◆ **Problem to work on**
Pick out each line of the records that contains the string "caption", and copy those lines in full.

Spatial annotation records:
——

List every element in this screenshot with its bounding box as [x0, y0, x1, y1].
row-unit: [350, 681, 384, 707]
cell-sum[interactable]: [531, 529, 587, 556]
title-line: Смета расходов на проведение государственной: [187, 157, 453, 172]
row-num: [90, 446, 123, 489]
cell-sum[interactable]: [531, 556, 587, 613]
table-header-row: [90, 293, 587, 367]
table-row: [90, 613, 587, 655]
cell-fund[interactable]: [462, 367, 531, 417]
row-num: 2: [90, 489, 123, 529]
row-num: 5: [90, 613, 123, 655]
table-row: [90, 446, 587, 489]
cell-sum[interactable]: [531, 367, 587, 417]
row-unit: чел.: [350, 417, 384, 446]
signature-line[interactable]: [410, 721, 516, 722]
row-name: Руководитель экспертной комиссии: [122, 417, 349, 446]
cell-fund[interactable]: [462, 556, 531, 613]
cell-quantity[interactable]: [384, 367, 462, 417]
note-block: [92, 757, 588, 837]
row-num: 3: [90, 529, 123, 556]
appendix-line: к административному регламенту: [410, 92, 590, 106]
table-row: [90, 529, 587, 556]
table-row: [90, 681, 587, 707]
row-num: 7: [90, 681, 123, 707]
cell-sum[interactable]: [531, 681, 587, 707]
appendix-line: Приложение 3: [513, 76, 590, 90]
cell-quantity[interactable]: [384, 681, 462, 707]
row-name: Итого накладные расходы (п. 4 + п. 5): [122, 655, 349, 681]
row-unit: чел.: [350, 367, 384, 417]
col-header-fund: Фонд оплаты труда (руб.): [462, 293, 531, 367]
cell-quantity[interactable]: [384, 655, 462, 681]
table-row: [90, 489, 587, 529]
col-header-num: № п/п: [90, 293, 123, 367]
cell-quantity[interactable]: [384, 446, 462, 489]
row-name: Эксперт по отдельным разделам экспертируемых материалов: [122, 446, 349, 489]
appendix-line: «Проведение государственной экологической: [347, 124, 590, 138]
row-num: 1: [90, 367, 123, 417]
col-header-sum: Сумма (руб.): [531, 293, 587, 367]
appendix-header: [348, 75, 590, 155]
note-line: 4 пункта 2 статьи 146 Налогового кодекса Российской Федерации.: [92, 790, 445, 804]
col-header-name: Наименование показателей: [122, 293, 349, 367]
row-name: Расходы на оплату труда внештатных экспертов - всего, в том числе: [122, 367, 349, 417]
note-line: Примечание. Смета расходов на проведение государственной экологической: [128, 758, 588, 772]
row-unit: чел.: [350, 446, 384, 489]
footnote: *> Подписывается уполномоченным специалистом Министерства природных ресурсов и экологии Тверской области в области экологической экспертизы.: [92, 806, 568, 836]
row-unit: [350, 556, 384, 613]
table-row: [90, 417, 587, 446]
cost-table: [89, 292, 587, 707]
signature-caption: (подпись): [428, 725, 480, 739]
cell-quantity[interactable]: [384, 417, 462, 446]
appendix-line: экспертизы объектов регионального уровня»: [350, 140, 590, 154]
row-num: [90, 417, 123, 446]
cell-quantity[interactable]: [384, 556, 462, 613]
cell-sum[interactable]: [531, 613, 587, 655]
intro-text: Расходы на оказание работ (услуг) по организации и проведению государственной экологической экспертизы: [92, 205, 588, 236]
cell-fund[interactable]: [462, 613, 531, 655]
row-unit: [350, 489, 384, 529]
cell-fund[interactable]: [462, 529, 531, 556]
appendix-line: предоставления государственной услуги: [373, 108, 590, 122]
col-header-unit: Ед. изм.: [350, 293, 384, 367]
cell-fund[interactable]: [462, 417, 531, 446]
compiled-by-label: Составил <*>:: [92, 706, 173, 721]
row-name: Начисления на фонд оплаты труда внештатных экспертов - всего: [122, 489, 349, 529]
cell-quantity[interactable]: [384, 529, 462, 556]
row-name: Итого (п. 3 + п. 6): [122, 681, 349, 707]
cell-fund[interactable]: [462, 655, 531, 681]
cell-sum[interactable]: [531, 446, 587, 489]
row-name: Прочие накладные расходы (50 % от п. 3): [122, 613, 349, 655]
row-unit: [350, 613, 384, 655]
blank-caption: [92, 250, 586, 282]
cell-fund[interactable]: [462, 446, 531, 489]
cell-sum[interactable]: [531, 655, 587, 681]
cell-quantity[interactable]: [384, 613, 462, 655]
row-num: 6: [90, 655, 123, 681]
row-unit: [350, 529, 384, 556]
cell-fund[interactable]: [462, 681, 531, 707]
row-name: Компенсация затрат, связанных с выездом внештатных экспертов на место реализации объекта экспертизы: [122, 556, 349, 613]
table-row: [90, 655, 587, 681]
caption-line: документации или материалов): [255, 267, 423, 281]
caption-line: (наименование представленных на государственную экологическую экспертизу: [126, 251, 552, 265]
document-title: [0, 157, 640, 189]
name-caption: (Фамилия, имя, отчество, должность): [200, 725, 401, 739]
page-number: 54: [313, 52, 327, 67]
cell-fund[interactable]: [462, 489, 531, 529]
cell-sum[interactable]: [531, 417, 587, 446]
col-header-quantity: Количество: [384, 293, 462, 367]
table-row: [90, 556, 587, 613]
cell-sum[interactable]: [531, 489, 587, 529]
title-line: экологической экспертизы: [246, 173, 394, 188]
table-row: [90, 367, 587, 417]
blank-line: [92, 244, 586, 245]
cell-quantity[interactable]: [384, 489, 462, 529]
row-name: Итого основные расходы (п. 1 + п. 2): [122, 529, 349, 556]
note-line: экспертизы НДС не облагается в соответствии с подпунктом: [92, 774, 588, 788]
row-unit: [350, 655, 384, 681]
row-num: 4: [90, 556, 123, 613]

——

◆ **Expected output**
signature-caption: (подпись): [428, 725, 480, 739]
blank-caption: [92, 250, 586, 282]
caption-line: документации или материалов): [255, 267, 423, 281]
caption-line: (наименование представленных на государственную экологическую экспертизу: [126, 251, 552, 265]
name-caption: (Фамилия, имя, отчество, должность): [200, 725, 401, 739]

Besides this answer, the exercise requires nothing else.